_TO DO_
Can you extract every line of the data below and reproduce each one word for word?

_RECORDS SUPPLIED_
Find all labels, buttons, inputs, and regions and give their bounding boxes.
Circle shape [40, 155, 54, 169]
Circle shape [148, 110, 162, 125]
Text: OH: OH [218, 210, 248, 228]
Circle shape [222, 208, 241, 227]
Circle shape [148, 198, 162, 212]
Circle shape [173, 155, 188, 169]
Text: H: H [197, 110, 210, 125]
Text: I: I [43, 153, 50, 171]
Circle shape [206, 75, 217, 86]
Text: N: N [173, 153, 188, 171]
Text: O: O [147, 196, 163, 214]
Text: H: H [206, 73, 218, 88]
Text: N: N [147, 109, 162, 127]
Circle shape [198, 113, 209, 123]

_THE RESULT_
Find all labels, buttons, inputs, and regions and give their bounding boxes.
Circle shape [40, 155, 54, 169]
Circle shape [148, 110, 162, 125]
Text: OH: OH [218, 210, 248, 228]
Circle shape [222, 208, 241, 227]
Circle shape [148, 198, 162, 212]
Circle shape [173, 155, 188, 169]
Text: H: H [197, 110, 210, 125]
Text: I: I [43, 153, 50, 171]
Circle shape [206, 75, 217, 86]
Text: N: N [173, 153, 188, 171]
Text: O: O [147, 196, 163, 214]
Text: H: H [206, 73, 218, 88]
Text: N: N [147, 109, 162, 127]
Circle shape [198, 113, 209, 123]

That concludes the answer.